**Dataset content**
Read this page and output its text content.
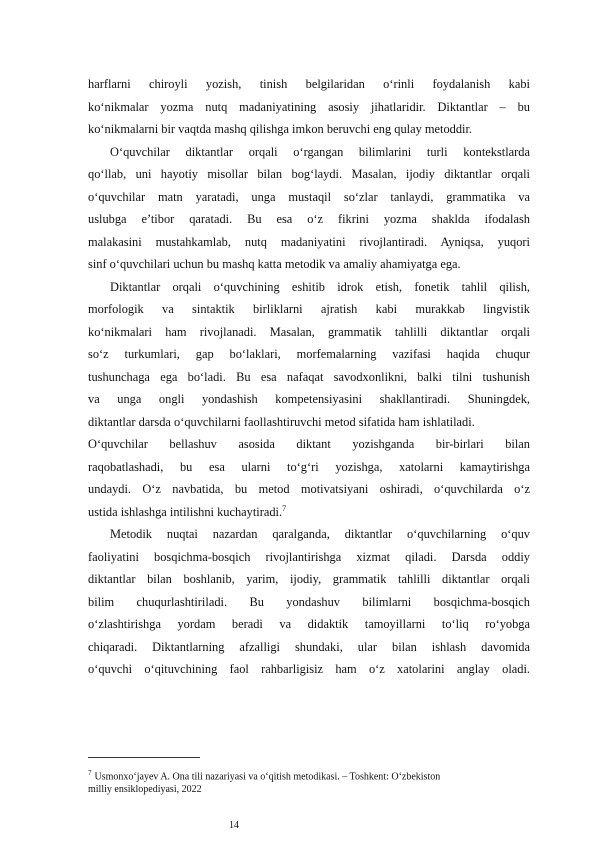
harflarni chiroyli yozish, tinish belgilaridan o‘rinli foydalanish kabi
ko‘nikmalar yozma nutq madaniyatining asosiy jihatlaridir. Diktantlar – bu
ko‘nikmalarni bir vaqtda mashq qilishga imkon beruvchi eng qulay metoddir.
O‘quvchilar diktantlar orqali o‘rgangan bilimlarini turli kontekstlarda
qo‘llab, uni hayotiy misollar bilan bog‘laydi. Masalan, ijodiy diktantlar orqali
o‘quvchilar matn yaratadi, unga mustaqil so‘zlar tanlaydi, grammatika va
uslubga e’tibor qaratadi. Bu esa o‘z fikrini yozma shaklda ifodalash
malakasini mustahkamlab, nutq madaniyatini rivojlantiradi. Ayniqsa, yuqori
sinf o‘quvchilari uchun bu mashq katta metodik va amaliy ahamiyatga ega.
Diktantlar orqali o‘quvchining eshitib idrok etish, fonetik tahlil qilish,
morfologik va sintaktik birliklarni ajratish kabi murakkab lingvistik
ko‘nikmalari ham rivojlanadi. Masalan, grammatik tahlilli diktantlar orqali
so‘z turkumlari, gap bo‘laklari, morfemalarning vazifasi haqida chuqur
tushunchaga ega bo‘ladi. Bu esa nafaqat savodxonlikni, balki tilni tushunish
va unga ongli yondashish kompetensiyasini shakllantiradi. Shuningdek,
diktantlar darsda o‘quvchilarni faollashtiruvchi metod sifatida ham ishlatiladi.
O‘quvchilar bellashuv asosida diktant yozishganda bir-birlari bilan
raqobatlashadi, bu esa ularni to‘g‘ri yozishga, xatolarni kamaytirishga
undaydi. O‘z navbatida, bu metod motivatsiyani oshiradi, o‘quvchilarda o‘z
ustida ishlashga intilishni kuchaytiradi.$^7$
Metodik nuqtai nazardan qaralganda, diktantlar o‘quvchilarning o‘quv
faoliyatini bosqichma-bosqich rivojlantirishga xizmat qiladi. Darsda oddiy
diktantlar bilan boshlanib, yarim, ijodiy, grammatik tahlilli diktantlar orqali
bilim chuqurlashtiriladi. Bu yondashuv bilimlarni bosqichma-bosqich
o‘zlashtirishga yordam beradi va didaktik tamoyillarni to‘liq ro‘yobga
chiqaradi. Diktantlarning afzalligi shundaki, ular bilan ishlash davomida
o‘quvchi o‘qituvchining faol rahbarligisiz ham o‘z xatolarini anglay oladi.
$^7$ Usmonxo‘jayev A. Ona tili nazariyasi va o‘qitish metodikasi. – Toshkent: O‘zbekiston
milliy ensiklopediyasi, 2022
14
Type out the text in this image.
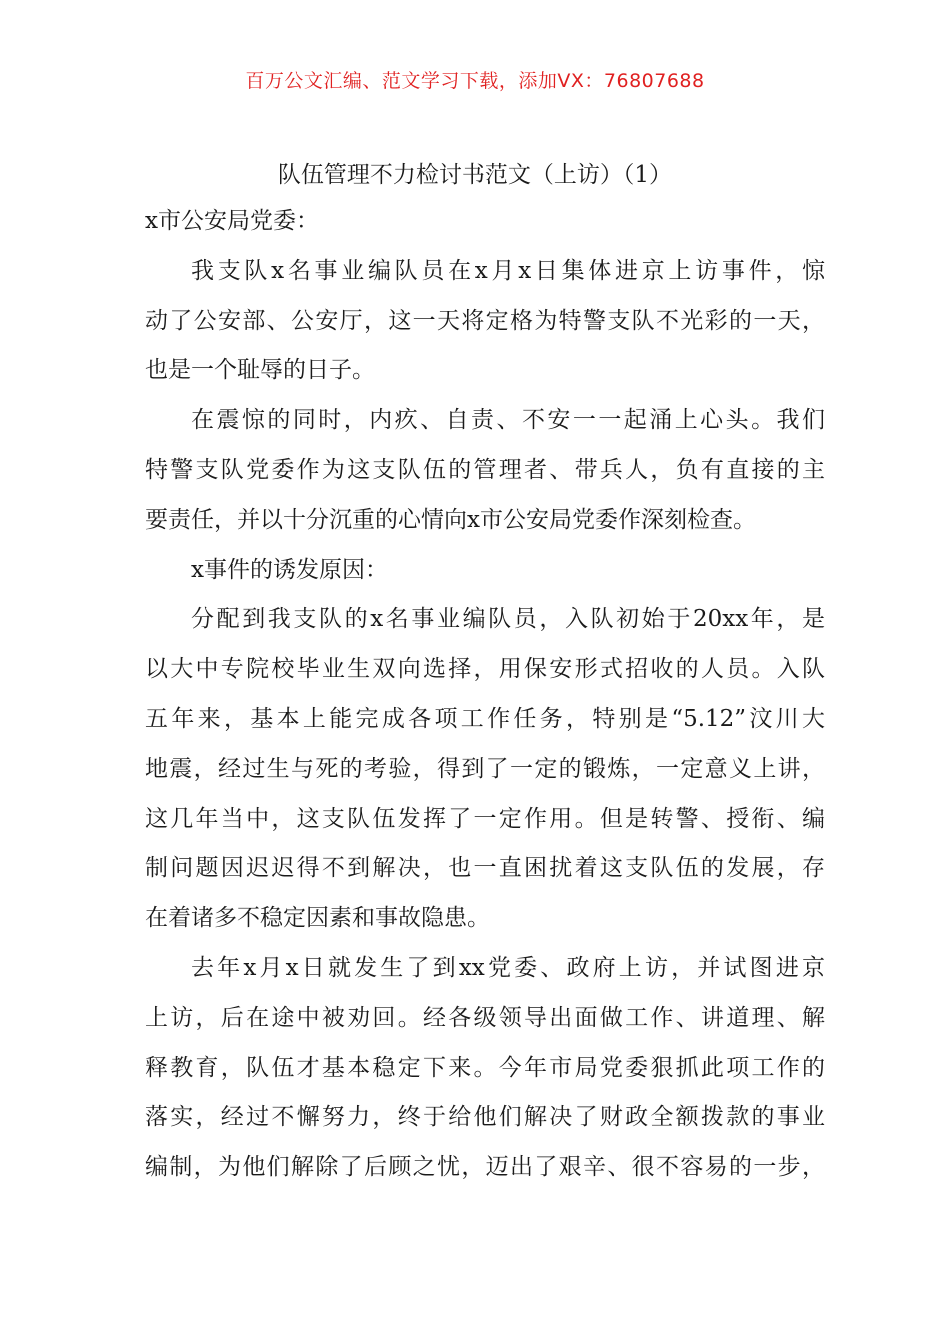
百万公文汇编、范文学习下载，添加VX：76807688
队伍管理不力检讨书范文（上访）（1）
x市公安局党委：
我支队x名事业编队员在x月x日集体进京上访事件，惊
动了公安部、公安厅，这一天将定格为特警支队不光彩的一天，
也是一个耻辱的日子。
在震惊的同时，内疚、自责、不安一一起涌上心头。我们
特警支队党委作为这支队伍的管理者、带兵人，负有直接的主
要责任，并以十分沉重的心情向x市公安局党委作深刻检查。
x事件的诱发原因：
分配到我支队的x名事业编队员，入队初始于20xx年，是
以大中专院校毕业生双向选择，用保安形式招收的人员。入队
五年来，基本上能完成各项工作任务，特别是“5.12”汶川大
地震，经过生与死的考验，得到了一定的锻炼，一定意义上讲，
这几年当中，这支队伍发挥了一定作用。但是转警、授衔、编
制问题因迟迟得不到解决，也一直困扰着这支队伍的发展，存
在着诸多不稳定因素和事故隐患。
去年x月x日就发生了到xx党委、政府上访，并试图进京
上访，后在途中被劝回。经各级领导出面做工作、讲道理、解
释教育，队伍才基本稳定下来。今年市局党委狠抓此项工作的
落实，经过不懈努力，终于给他们解决了财政全额拨款的事业
编制，为他们解除了后顾之忧，迈出了艰辛、很不容易的一步，
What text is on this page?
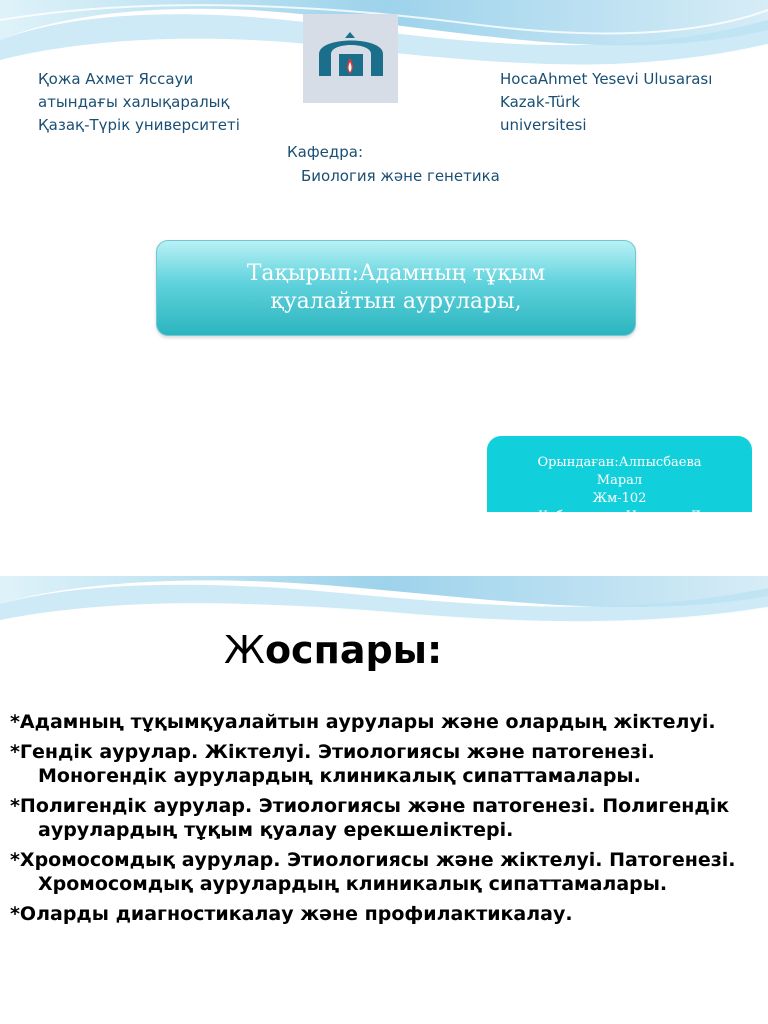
Қожа Ахмет Яссауи
атындағы халықаралық
Қазақ-Түрік университеті
HocaAhmet Yesevi Ulusarası
Kazak-Türk
universitesi
Кафедра:
Биология және генетика
Тақырып:Адамның тұқым
қуалайтын аурулары,
Орындаған:Алпысбаева
Марал
Жм-102
Жоспары:
*Адамның тұқымқуалайтын аурулары және олардың жіктелуі.
*Гендік аурулар. Жіктелуі. Этиологиясы және патогенезі. Моногендік аурулардың клиникалық сипаттамалары.
*Полигендік аурулар. Этиологиясы және патогенезі. Полигендік аурулардың тұқым қуалау ерекшеліктері.
*Хромосомдық аурулар. Этиологиясы және жіктелуі. Патогенезі. Хромосомдық аурулардың клиникалық сипаттамалары.
*Оларды диагностикалау және профилактикалау.
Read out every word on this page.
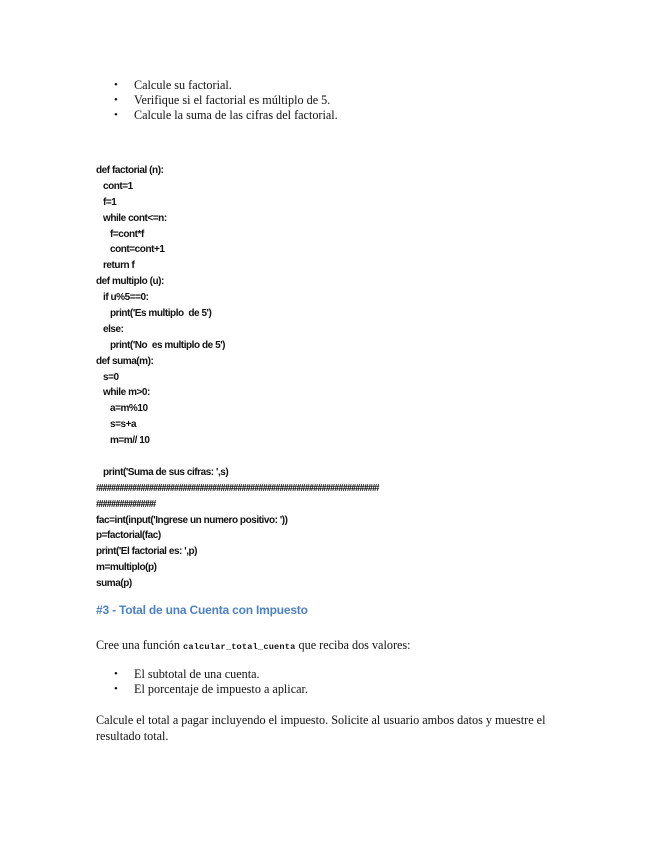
• Calcule su factorial.
• Verifique si el factorial es múltiplo de 5.
• Calcule la suma de las cifras del factorial.
def factorial (n):
cont=1
f=1
while cont<=n:
f=cont*f
cont=cont+1
return f
def multiplo (u):
if u%5==0:
print('Es multiplo  de 5')
else:
print('No  es multiplo de 5')
def suma(m):
s=0
while m>0:
a=m%10
s=s+a
m=m// 10
print('Suma de sus cifras: ',s)
###################################################################
##############
fac=int(input('Ingrese un numero positivo: '))
p=factorial(fac)
print('El factorial es: ',p)
m=multiplo(p)
suma(p)
#3 - Total de una Cuenta con Impuesto

Cree una función calcular_total_cuenta que reciba dos valores:

• El subtotal de una cuenta.
• El porcentaje de impuesto a aplicar.

Calcule el total a pagar incluyendo el impuesto. Solicite al usuario ambos datos y muestre el resultado total.
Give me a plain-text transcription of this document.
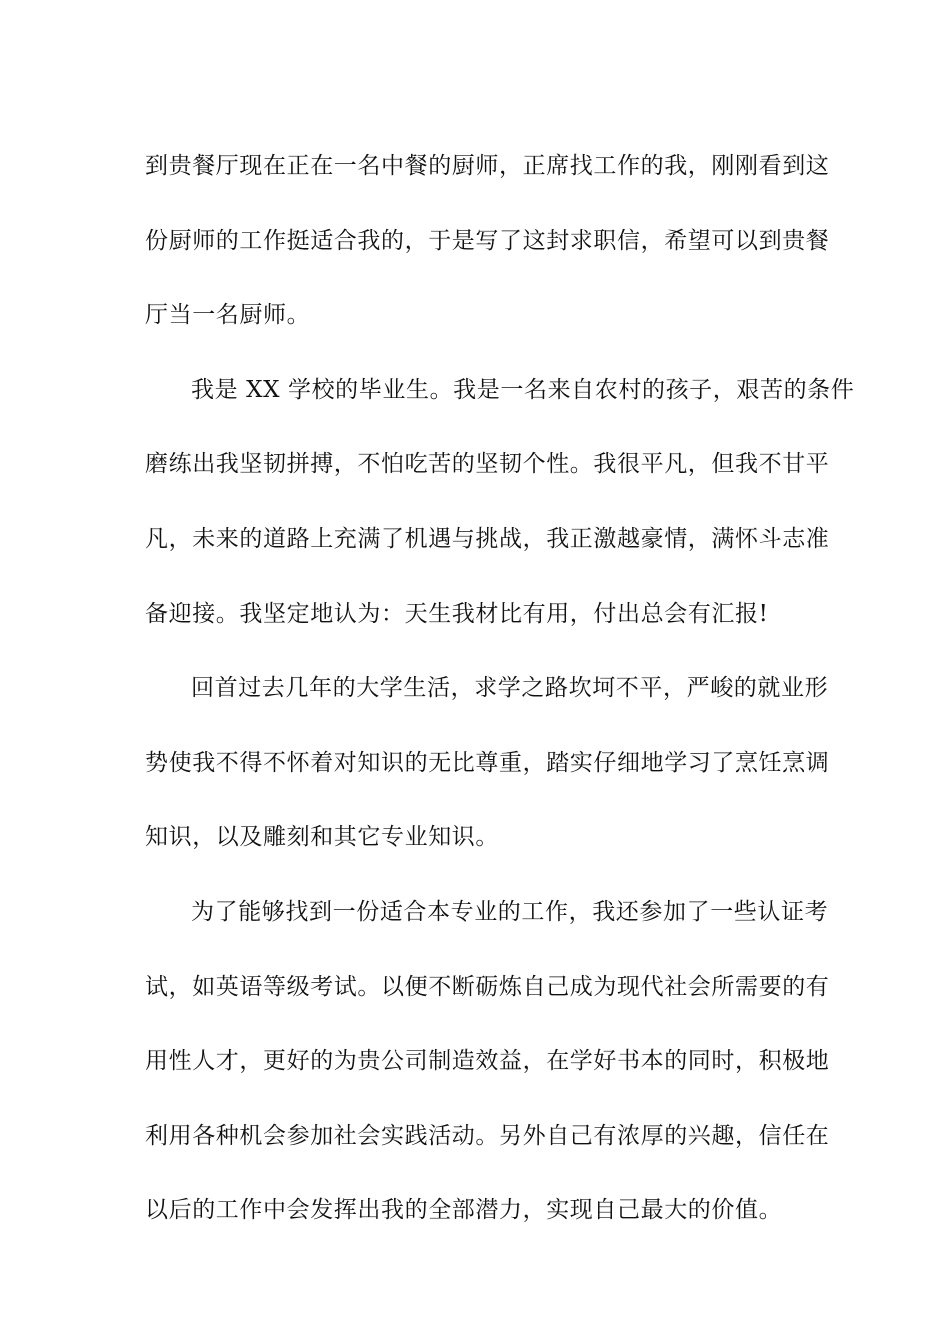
到贵餐厅现在正在一名中餐的厨师，正席找工作的我，刚刚看到这
份厨师的工作挺适合我的，于是写了这封求职信，希望可以到贵餐
厅当一名厨师。
我是 XX 学校的毕业生。我是一名来自农村的孩子，艰苦的条件
磨练出我坚韧拼搏，不怕吃苦的坚韧个性。我很平凡，但我不甘平
凡，未来的道路上充满了机遇与挑战，我正激越豪情，满怀斗志准
备迎接。我坚定地认为：天生我材比有用，付出总会有汇报!
回首过去几年的大学生活，求学之路坎坷不平，严峻的就业形
势使我不得不怀着对知识的无比尊重，踏实仔细地学习了烹饪烹调
知识，以及雕刻和其它专业知识。
为了能够找到一份适合本专业的工作，我还参加了一些认证考
试，如英语等级考试。以便不断砺炼自己成为现代社会所需要的有
用性人才，更好的为贵公司制造效益，在学好书本的同时，积极地
利用各种机会参加社会实践活动。另外自己有浓厚的兴趣，信任在
以后的工作中会发挥出我的全部潜力，实现自己最大的价值。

**Task prompt**
Pictures are not part of the copy; reproduce everything else in the records exactly.

**Final result**
Read this page and output its text content.
harflarni chiroyli yozish, tinish belgilaridan o‘rinli foydalanish kabi
ko‘nikmalar yozma nutq madaniyatining asosiy jihatlaridir. Diktantlar – bu
ko‘nikmalarni bir vaqtda mashq qilishga imkon beruvchi eng qulay metoddir.
O‘quvchilar diktantlar orqali o‘rgangan bilimlarini turli kontekstlarda
qo‘llab, uni hayotiy misollar bilan bog‘laydi. Masalan, ijodiy diktantlar orqali
o‘quvchilar matn yaratadi, unga mustaqil so‘zlar tanlaydi, grammatika va
uslubga e’tibor qaratadi. Bu esa o‘z fikrini yozma shaklda ifodalash
malakasini mustahkamlab, nutq madaniyatini rivojlantiradi. Ayniqsa, yuqori
sinf o‘quvchilari uchun bu mashq katta metodik va amaliy ahamiyatga ega.
Diktantlar orqali o‘quvchining eshitib idrok etish, fonetik tahlil qilish,
morfologik va sintaktik birliklarni ajratish kabi murakkab lingvistik
ko‘nikmalari ham rivojlanadi. Masalan, grammatik tahlilli diktantlar orqali
so‘z turkumlari, gap bo‘laklari, morfemalarning vazifasi haqida chuqur
tushunchaga ega bo‘ladi. Bu esa nafaqat savodxonlikni, balki tilni tushunish
va unga ongli yondashish kompetensiyasini shakllantiradi. Shuningdek,
diktantlar darsda o‘quvchilarni faollashtiruvchi metod sifatida ham ishlatiladi.
O‘quvchilar bellashuv asosida diktant yozishganda bir-birlari bilan
raqobatlashadi, bu esa ularni to‘g‘ri yozishga, xatolarni kamaytirishga
undaydi. O‘z navbatida, bu metod motivatsiyani oshiradi, o‘quvchilarda o‘z
ustida ishlashga intilishni kuchaytiradi.$^7$
Metodik nuqtai nazardan qaralganda, diktantlar o‘quvchilarning o‘quv
faoliyatini bosqichma-bosqich rivojlantirishga xizmat qiladi. Darsda oddiy
diktantlar bilan boshlanib, yarim, ijodiy, grammatik tahlilli diktantlar orqali
bilim chuqurlashtiriladi. Bu yondashuv bilimlarni bosqichma-bosqich
o‘zlashtirishga yordam beradi va didaktik tamoyillarni to‘liq ro‘yobga
chiqaradi. Diktantlarning afzalligi shundaki, ular bilan ishlash davomida
o‘quvchi o‘qituvchining faol rahbarligisiz ham o‘z xatolarini anglay oladi.
$^7$ Usmonxo‘jayev A. Ona tili nazariyasi va o‘qitish metodikasi. – Toshkent: O‘zbekiston
milliy ensiklopediyasi, 2022
14
Type out the text in this image.
百万公文汇编、范文学习下载，添加VX：76807688
队伍管理不力检讨书范文（上访）（1）
x市公安局党委：
我支队x名事业编队员在x月x日集体进京上访事件，惊
动了公安部、公安厅，这一天将定格为特警支队不光彩的一天，
也是一个耻辱的日子。
在震惊的同时，内疚、自责、不安一一起涌上心头。我们
特警支队党委作为这支队伍的管理者、带兵人，负有直接的主
要责任，并以十分沉重的心情向x市公安局党委作深刻检查。
x事件的诱发原因：
分配到我支队的x名事业编队员，入队初始于20xx年，是
以大中专院校毕业生双向选择，用保安形式招收的人员。入队
五年来，基本上能完成各项工作任务，特别是“5.12”汶川大
地震，经过生与死的考验，得到了一定的锻炼，一定意义上讲，
这几年当中，这支队伍发挥了一定作用。但是转警、授衔、编
制问题因迟迟得不到解决，也一直困扰着这支队伍的发展，存
在着诸多不稳定因素和事故隐患。
去年x月x日就发生了到xx党委、政府上访，并试图进京
上访，后在途中被劝回。经各级领导出面做工作、讲道理、解
释教育，队伍才基本稳定下来。今年市局党委狠抓此项工作的
落实，经过不懈努力，终于给他们解决了财政全额拨款的事业
编制，为他们解除了后顾之忧，迈出了艰辛、很不容易的一步，
What text is on this page?
Қожа Ахмет Яссауи
атындағы халықаралық
Қазақ-Түрік университеті
HocaAhmet Yesevi Ulusarası
Kazak-Türk
universitesi
Кафедра:
Биология және генетика
Тақырып:Адамның тұқым
қуалайтын аурулары,
Орындаған:Алпысбаева
Марал
Жм-102
Жоспары:
*Адамның тұқымқуалайтын аурулары және олардың жіктелуі.
*Гендік аурулар. Жіктелуі. Этиологиясы және патогенезі. Моногендік аурулардың клиникалық сипаттамалары.
*Полигендік аурулар. Этиологиясы және патогенезі. Полигендік аурулардың тұқым қуалау ерекшеліктері.
*Хромосомдық аурулар. Этиологиясы және жіктелуі. Патогенезі. Хромосомдық аурулардың клиникалық сипаттамалары.
*Оларды диагностикалау және профилактикалау.
Read out every word on this page.
• Calcule su factorial.
• Verifique si el factorial es múltiplo de 5.
• Calcule la suma de las cifras del factorial.
def factorial (n):
cont=1
f=1
while cont<=n:
f=cont*f
cont=cont+1
return f
def multiplo (u):
if u%5==0:
print('Es multiplo  de 5')
else:
print('No  es multiplo de 5')
def suma(m):
s=0
while m>0:
a=m%10
s=s+a
m=m// 10
print('Suma de sus cifras: ',s)
###################################################################
##############
fac=int(input('Ingrese un numero positivo: '))
p=factorial(fac)
print('El factorial es: ',p)
m=multiplo(p)
suma(p)
#3 - Total de una Cuenta con Impuesto

Cree una función calcular_total_cuenta que reciba dos valores:

• El subtotal de una cuenta.
• El porcentaje de impuesto a aplicar.

Calcule el total a pagar incluyendo el impuesto. Solicite al usuario ambos datos y muestre el resultado total.
Give me a plain-text transcription of this document.
到贵餐厅现在正在一名中餐的厨师，正席找工作的我，刚刚看到这
份厨师的工作挺适合我的，于是写了这封求职信，希望可以到贵餐
厅当一名厨师。
我是 XX 学校的毕业生。我是一名来自农村的孩子，艰苦的条件
磨练出我坚韧拼搏，不怕吃苦的坚韧个性。我很平凡，但我不甘平
凡，未来的道路上充满了机遇与挑战，我正激越豪情，满怀斗志准
备迎接。我坚定地认为：天生我材比有用，付出总会有汇报!
回首过去几年的大学生活，求学之路坎坷不平，严峻的就业形
势使我不得不怀着对知识的无比尊重，踏实仔细地学习了烹饪烹调
知识，以及雕刻和其它专业知识。
为了能够找到一份适合本专业的工作，我还参加了一些认证考
试，如英语等级考试。以便不断砺炼自己成为现代社会所需要的有
用性人才，更好的为贵公司制造效益，在学好书本的同时，积极地
利用各种机会参加社会实践活动。另外自己有浓厚的兴趣，信任在
以后的工作中会发挥出我的全部潜力，实现自己最大的价值。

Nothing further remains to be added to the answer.